(DIRECTIONS):
Return each line of the data below exactly, omitting any pictures.

= = =

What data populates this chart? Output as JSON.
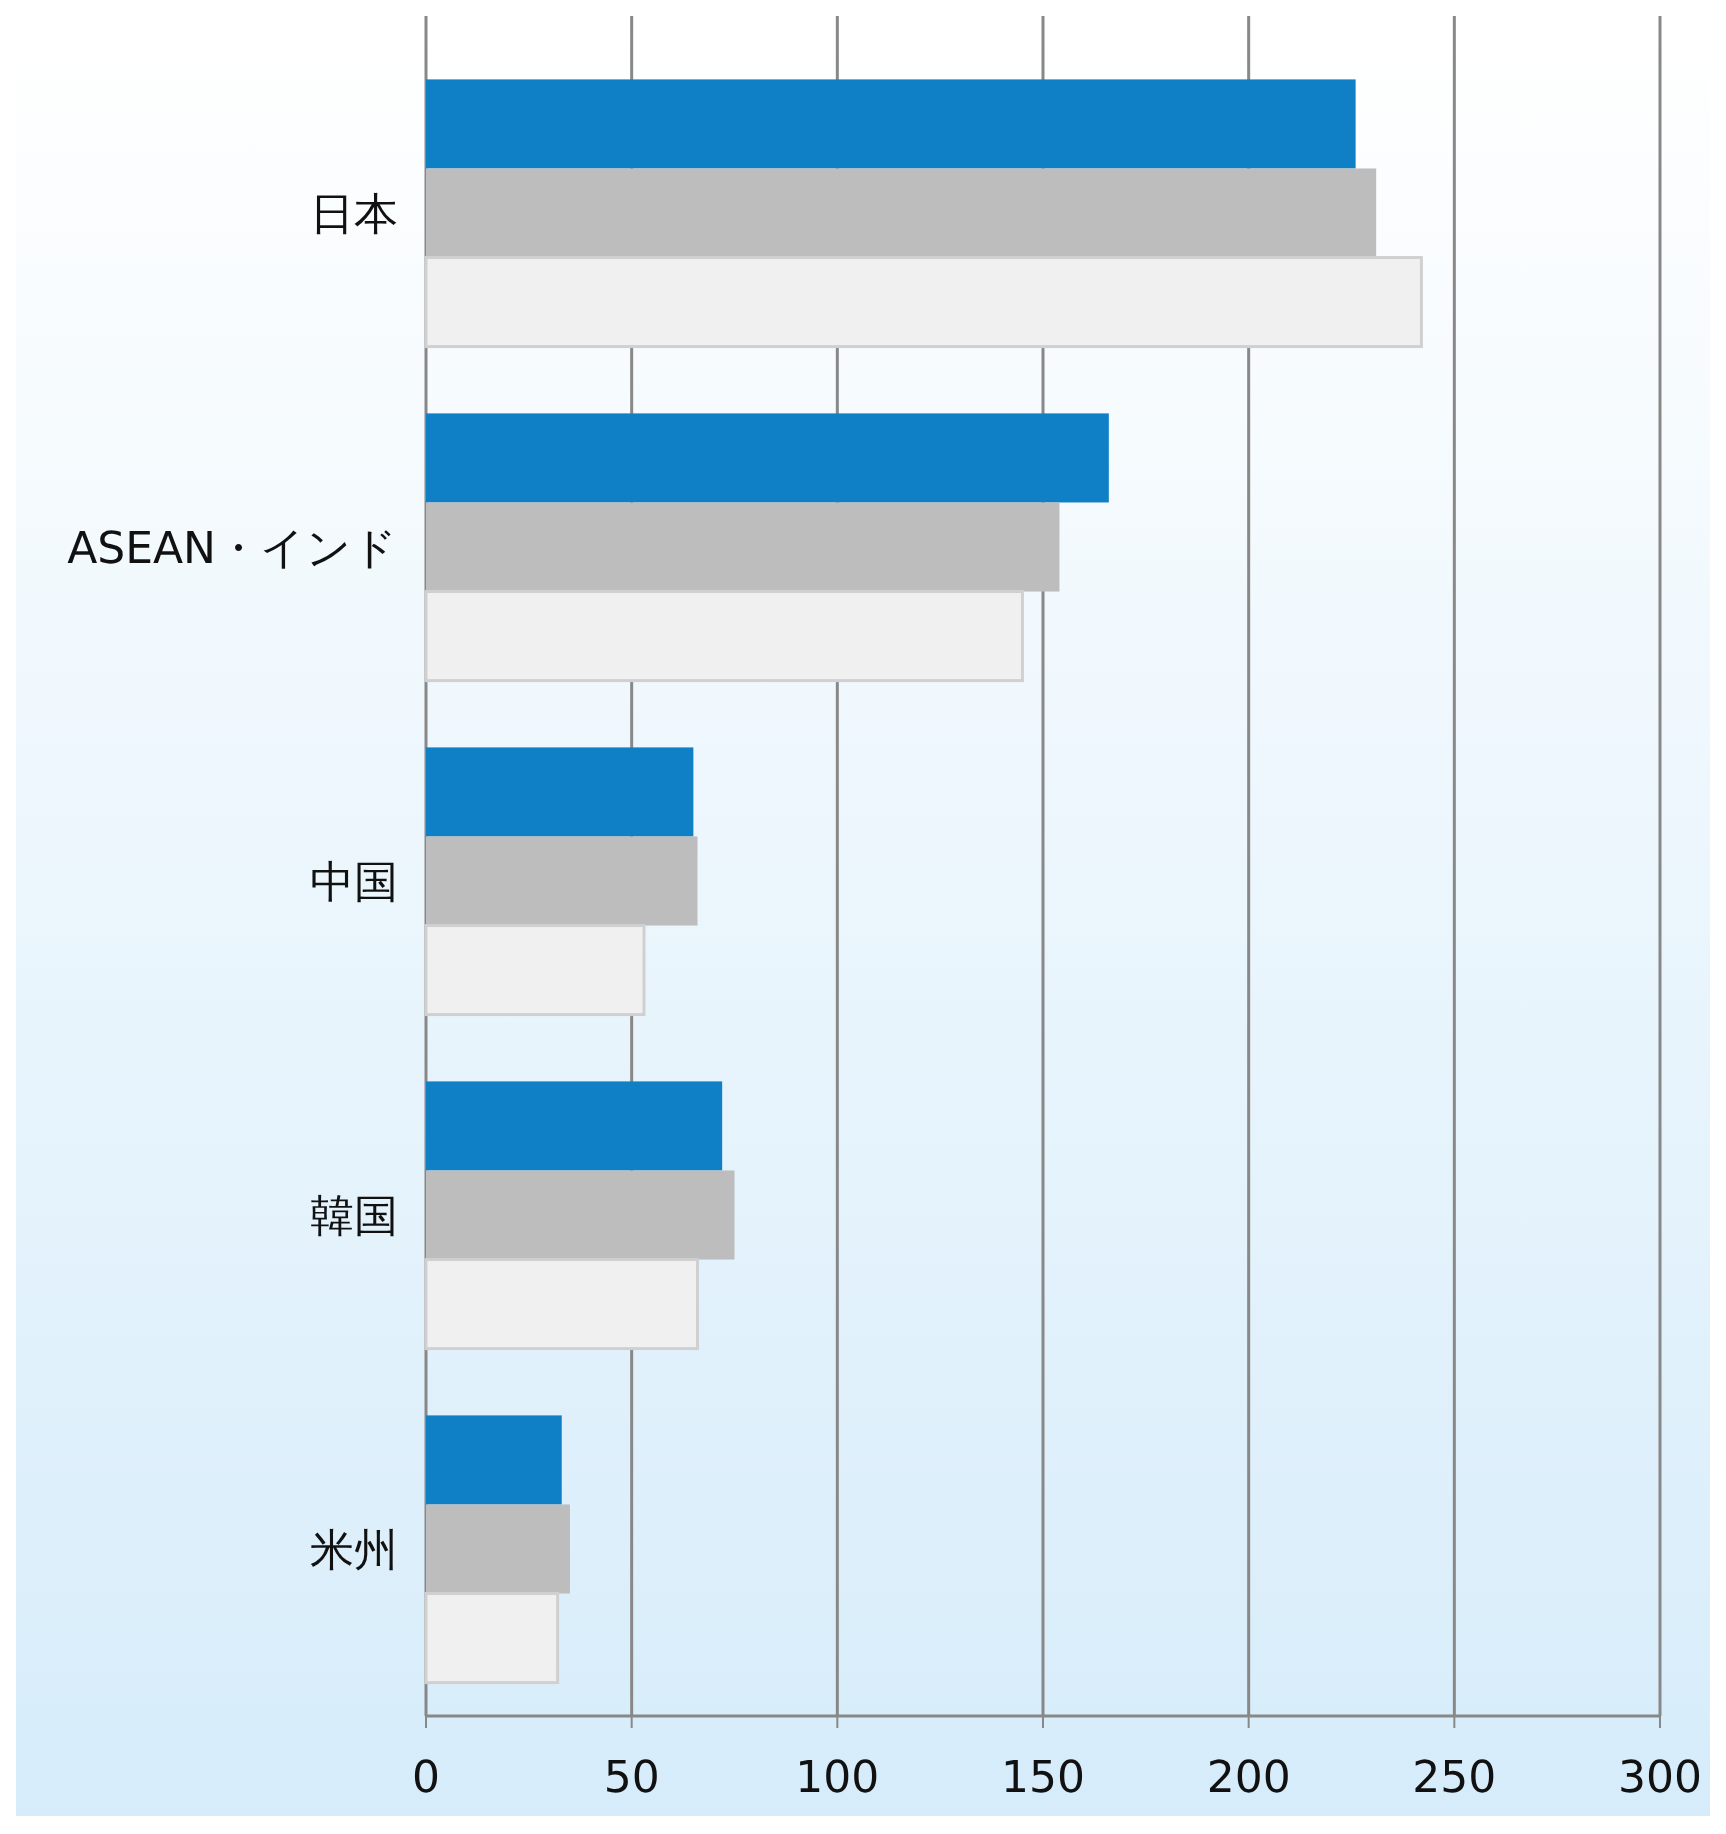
{
  "chart_data": {
    "type": "bar",
    "orientation": "horizontal",
    "categories": [
      "日本",
      "ASEAN・インド",
      "中国",
      "韓国",
      "米州"
    ],
    "series": [
      {
        "color": "#0f7fc6",
        "values": [
          226,
          166,
          65,
          72,
          33
        ]
      },
      {
        "color": "#bdbdbd",
        "values": [
          231,
          154,
          66,
          75,
          35
        ]
      },
      {
        "color": "#f0f0f0",
        "values": [
          242,
          145,
          53,
          66,
          32
        ]
      }
    ],
    "xlim": [
      0,
      300
    ],
    "xticks": [
      0,
      50,
      100,
      150,
      200,
      250,
      300
    ],
    "grid": "x"
  }
}
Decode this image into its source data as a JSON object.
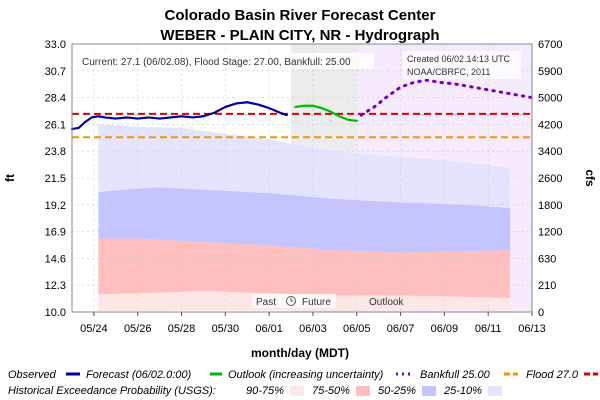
{
  "chart_data": {
    "type": "line",
    "title": "Colorado Basin River Forecast Center",
    "subtitle": "WEBER - PLAIN CITY, NR - Hydrograph",
    "xlabel": "month/day (MDT)",
    "ylabel_left": "ft",
    "ylabel_right": "cfs",
    "x_ticks": [
      "05/24",
      "05/26",
      "05/28",
      "05/30",
      "06/01",
      "06/03",
      "06/05",
      "06/07",
      "06/09",
      "06/11",
      "06/13"
    ],
    "y_ticks_left": [
      "33.0",
      "30.7",
      "28.4",
      "26.1",
      "23.8",
      "21.5",
      "19.2",
      "16.9",
      "14.6",
      "12.3",
      "10.0"
    ],
    "y_ticks_right": [
      "6700",
      "5900",
      "5000",
      "4200",
      "3400",
      "2600",
      "1800",
      "1200",
      "630",
      "210",
      "0"
    ],
    "xlim_days_from_may23": [
      0,
      21
    ],
    "ylim_ft": [
      10.0,
      33.0
    ],
    "current_info": "Current: 27.1 (06/02.08), Flood Stage: 27.00, Bankfull: 25.00",
    "created_line1": "Created 06/02.14:13 UTC",
    "created_line2": "NOAA/CBRFC, 2011",
    "region_labels": {
      "past": "Past",
      "future": "Future",
      "outlook": "Outlook"
    },
    "flood_stage": 27.0,
    "bankfull": 25.0,
    "series": [
      {
        "name": "Observed",
        "color": "#000099",
        "points": [
          [
            0.0,
            25.7
          ],
          [
            0.3,
            25.8
          ],
          [
            0.6,
            26.3
          ],
          [
            0.9,
            26.7
          ],
          [
            1.2,
            26.8
          ],
          [
            1.5,
            26.7
          ],
          [
            2.0,
            26.6
          ],
          [
            2.5,
            26.7
          ],
          [
            3.0,
            26.6
          ],
          [
            3.5,
            26.7
          ],
          [
            4.0,
            26.6
          ],
          [
            4.5,
            26.7
          ],
          [
            5.0,
            26.8
          ],
          [
            5.5,
            26.7
          ],
          [
            6.0,
            26.8
          ],
          [
            6.5,
            27.1
          ],
          [
            7.0,
            27.6
          ],
          [
            7.5,
            27.9
          ],
          [
            8.0,
            28.0
          ],
          [
            8.5,
            27.8
          ],
          [
            9.0,
            27.5
          ],
          [
            9.5,
            27.1
          ],
          [
            9.8,
            26.9
          ]
        ]
      },
      {
        "name": "Forecast (06/02.0:00)",
        "color": "#00bb00",
        "points": [
          [
            10.2,
            27.6
          ],
          [
            10.6,
            27.7
          ],
          [
            11.0,
            27.7
          ],
          [
            11.4,
            27.5
          ],
          [
            11.8,
            27.2
          ],
          [
            12.2,
            26.8
          ],
          [
            12.6,
            26.5
          ],
          [
            13.0,
            26.4
          ]
        ]
      },
      {
        "name": "Outlook (increasing uncertainty)",
        "color": "#7700bb",
        "points": [
          [
            13.2,
            26.9
          ],
          [
            13.8,
            27.6
          ],
          [
            14.4,
            28.5
          ],
          [
            15.0,
            29.3
          ],
          [
            15.6,
            29.7
          ],
          [
            16.2,
            29.9
          ],
          [
            16.8,
            29.7
          ],
          [
            17.4,
            29.6
          ],
          [
            18.0,
            29.4
          ],
          [
            18.6,
            29.2
          ],
          [
            19.2,
            29.0
          ],
          [
            19.8,
            28.8
          ],
          [
            20.4,
            28.6
          ],
          [
            21.0,
            28.4
          ]
        ]
      }
    ],
    "exceedance_bands": [
      {
        "name": "90-75%",
        "color": "#fde6e6",
        "lower": [
          [
            1.2,
            10.1
          ],
          [
            21.0,
            10.2
          ]
        ],
        "upper": [
          [
            1.2,
            11.5
          ],
          [
            3.0,
            11.6
          ],
          [
            6.0,
            11.8
          ],
          [
            9.0,
            11.6
          ],
          [
            12.0,
            11.4
          ],
          [
            15.0,
            11.4
          ],
          [
            18.0,
            11.3
          ],
          [
            20.0,
            11.2
          ]
        ]
      },
      {
        "name": "75-50%",
        "color": "#ffbfbf",
        "upper": [
          [
            1.2,
            16.3
          ],
          [
            3.0,
            16.3
          ],
          [
            6.0,
            16.0
          ],
          [
            9.0,
            15.7
          ],
          [
            12.0,
            15.3
          ],
          [
            15.0,
            15.1
          ],
          [
            18.0,
            15.2
          ],
          [
            20.0,
            15.3
          ]
        ]
      },
      {
        "name": "50-25%",
        "color": "#c4c4ff",
        "upper": [
          [
            1.2,
            20.3
          ],
          [
            3.0,
            20.6
          ],
          [
            4.0,
            20.7
          ],
          [
            6.0,
            20.5
          ],
          [
            9.0,
            20.2
          ],
          [
            12.0,
            19.7
          ],
          [
            15.0,
            19.4
          ],
          [
            18.0,
            19.2
          ],
          [
            20.0,
            18.9
          ]
        ]
      },
      {
        "name": "25-10%",
        "color": "#e4e4ff",
        "upper": [
          [
            1.2,
            26.1
          ],
          [
            3.0,
            25.9
          ],
          [
            5.0,
            25.8
          ],
          [
            7.0,
            25.3
          ],
          [
            9.0,
            24.8
          ],
          [
            11.0,
            24.1
          ],
          [
            13.0,
            23.6
          ],
          [
            15.0,
            23.3
          ],
          [
            17.0,
            23.0
          ],
          [
            19.0,
            22.6
          ],
          [
            20.0,
            22.3
          ]
        ]
      }
    ],
    "legend": {
      "observed": "Observed",
      "forecast": "Forecast (06/02.0:00)",
      "outlook": "Outlook (increasing uncertainty)",
      "bankfull": "Bankfull 25.00",
      "flood": "Flood 27.0",
      "hist_label": "Historical Exceedance Probability (USGS):",
      "b1": "90-75%",
      "b2": "75-50%",
      "b3": "50-25%",
      "b4": "25-10%"
    },
    "colors": {
      "observed": "#000099",
      "forecast": "#00bb00",
      "outlook": "#7700bb",
      "bankfull": "#ee9900",
      "flood": "#dd0000",
      "band1": "#fde6e6",
      "band2": "#ffbfbf",
      "band3": "#c4c4ff",
      "band4": "#e4e4ff"
    }
  }
}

= = =

(RESPONSE):
What data populates this chart? Output as JSON.
{
  "chart_data": {
    "type": "bar",
    "orientation": "horizontal",
    "categories": [
      "日本",
      "ASEAN・インド",
      "中国",
      "韓国",
      "米州"
    ],
    "series": [
      {
        "color": "#0f7fc6",
        "values": [
          226,
          166,
          65,
          72,
          33
        ]
      },
      {
        "color": "#bdbdbd",
        "values": [
          231,
          154,
          66,
          75,
          35
        ]
      },
      {
        "color": "#f0f0f0",
        "values": [
          242,
          145,
          53,
          66,
          32
        ]
      }
    ],
    "xlim": [
      0,
      300
    ],
    "xticks": [
      0,
      50,
      100,
      150,
      200,
      250,
      300
    ],
    "grid": "x"
  }
}
Decode this image into its source data as a JSON object.
{
  "chart_data": {
    "type": "line",
    "title": "Colorado Basin River Forecast Center",
    "subtitle": "WEBER - PLAIN CITY, NR - Hydrograph",
    "xlabel": "month/day (MDT)",
    "ylabel_left": "ft",
    "ylabel_right": "cfs",
    "x_ticks": [
      "05/24",
      "05/26",
      "05/28",
      "05/30",
      "06/01",
      "06/03",
      "06/05",
      "06/07",
      "06/09",
      "06/11",
      "06/13"
    ],
    "y_ticks_left": [
      "33.0",
      "30.7",
      "28.4",
      "26.1",
      "23.8",
      "21.5",
      "19.2",
      "16.9",
      "14.6",
      "12.3",
      "10.0"
    ],
    "y_ticks_right": [
      "6700",
      "5900",
      "5000",
      "4200",
      "3400",
      "2600",
      "1800",
      "1200",
      "630",
      "210",
      "0"
    ],
    "xlim_days_from_may23": [
      0,
      21
    ],
    "ylim_ft": [
      10.0,
      33.0
    ],
    "current_info": "Current: 27.1 (06/02.08), Flood Stage: 27.00, Bankfull: 25.00",
    "created_line1": "Created 06/02.14:13 UTC",
    "created_line2": "NOAA/CBRFC, 2011",
    "region_labels": {
      "past": "Past",
      "future": "Future",
      "outlook": "Outlook"
    },
    "flood_stage": 27.0,
    "bankfull": 25.0,
    "series": [
      {
        "name": "Observed",
        "color": "#000099",
        "points": [
          [
            0.0,
            25.7
          ],
          [
            0.3,
            25.8
          ],
          [
            0.6,
            26.3
          ],
          [
            0.9,
            26.7
          ],
          [
            1.2,
            26.8
          ],
          [
            1.5,
            26.7
          ],
          [
            2.0,
            26.6
          ],
          [
            2.5,
            26.7
          ],
          [
            3.0,
            26.6
          ],
          [
            3.5,
            26.7
          ],
          [
            4.0,
            26.6
          ],
          [
            4.5,
            26.7
          ],
          [
            5.0,
            26.8
          ],
          [
            5.5,
            26.7
          ],
          [
            6.0,
            26.8
          ],
          [
            6.5,
            27.1
          ],
          [
            7.0,
            27.6
          ],
          [
            7.5,
            27.9
          ],
          [
            8.0,
            28.0
          ],
          [
            8.5,
            27.8
          ],
          [
            9.0,
            27.5
          ],
          [
            9.5,
            27.1
          ],
          [
            9.8,
            26.9
          ]
        ]
      },
      {
        "name": "Forecast (06/02.0:00)",
        "color": "#00bb00",
        "points": [
          [
            10.2,
            27.6
          ],
          [
            10.6,
            27.7
          ],
          [
            11.0,
            27.7
          ],
          [
            11.4,
            27.5
          ],
          [
            11.8,
            27.2
          ],
          [
            12.2,
            26.8
          ],
          [
            12.6,
            26.5
          ],
          [
            13.0,
            26.4
          ]
        ]
      },
      {
        "name": "Outlook (increasing uncertainty)",
        "color": "#7700bb",
        "points": [
          [
            13.2,
            26.9
          ],
          [
            13.8,
            27.6
          ],
          [
            14.4,
            28.5
          ],
          [
            15.0,
            29.3
          ],
          [
            15.6,
            29.7
          ],
          [
            16.2,
            29.9
          ],
          [
            16.8,
            29.7
          ],
          [
            17.4,
            29.6
          ],
          [
            18.0,
            29.4
          ],
          [
            18.6,
            29.2
          ],
          [
            19.2,
            29.0
          ],
          [
            19.8,
            28.8
          ],
          [
            20.4,
            28.6
          ],
          [
            21.0,
            28.4
          ]
        ]
      }
    ],
    "exceedance_bands": [
      {
        "name": "90-75%",
        "color": "#fde6e6",
        "lower": [
          [
            1.2,
            10.1
          ],
          [
            21.0,
            10.2
          ]
        ],
        "upper": [
          [
            1.2,
            11.5
          ],
          [
            3.0,
            11.6
          ],
          [
            6.0,
            11.8
          ],
          [
            9.0,
            11.6
          ],
          [
            12.0,
            11.4
          ],
          [
            15.0,
            11.4
          ],
          [
            18.0,
            11.3
          ],
          [
            20.0,
            11.2
          ]
        ]
      },
      {
        "name": "75-50%",
        "color": "#ffbfbf",
        "upper": [
          [
            1.2,
            16.3
          ],
          [
            3.0,
            16.3
          ],
          [
            6.0,
            16.0
          ],
          [
            9.0,
            15.7
          ],
          [
            12.0,
            15.3
          ],
          [
            15.0,
            15.1
          ],
          [
            18.0,
            15.2
          ],
          [
            20.0,
            15.3
          ]
        ]
      },
      {
        "name": "50-25%",
        "color": "#c4c4ff",
        "upper": [
          [
            1.2,
            20.3
          ],
          [
            3.0,
            20.6
          ],
          [
            4.0,
            20.7
          ],
          [
            6.0,
            20.5
          ],
          [
            9.0,
            20.2
          ],
          [
            12.0,
            19.7
          ],
          [
            15.0,
            19.4
          ],
          [
            18.0,
            19.2
          ],
          [
            20.0,
            18.9
          ]
        ]
      },
      {
        "name": "25-10%",
        "color": "#e4e4ff",
        "upper": [
          [
            1.2,
            26.1
          ],
          [
            3.0,
            25.9
          ],
          [
            5.0,
            25.8
          ],
          [
            7.0,
            25.3
          ],
          [
            9.0,
            24.8
          ],
          [
            11.0,
            24.1
          ],
          [
            13.0,
            23.6
          ],
          [
            15.0,
            23.3
          ],
          [
            17.0,
            23.0
          ],
          [
            19.0,
            22.6
          ],
          [
            20.0,
            22.3
          ]
        ]
      }
    ],
    "legend": {
      "observed": "Observed",
      "forecast": "Forecast (06/02.0:00)",
      "outlook": "Outlook (increasing uncertainty)",
      "bankfull": "Bankfull 25.00",
      "flood": "Flood 27.0",
      "hist_label": "Historical Exceedance Probability (USGS):",
      "b1": "90-75%",
      "b2": "75-50%",
      "b3": "50-25%",
      "b4": "25-10%"
    },
    "colors": {
      "observed": "#000099",
      "forecast": "#00bb00",
      "outlook": "#7700bb",
      "bankfull": "#ee9900",
      "flood": "#dd0000",
      "band1": "#fde6e6",
      "band2": "#ffbfbf",
      "band3": "#c4c4ff",
      "band4": "#e4e4ff"
    }
  }
}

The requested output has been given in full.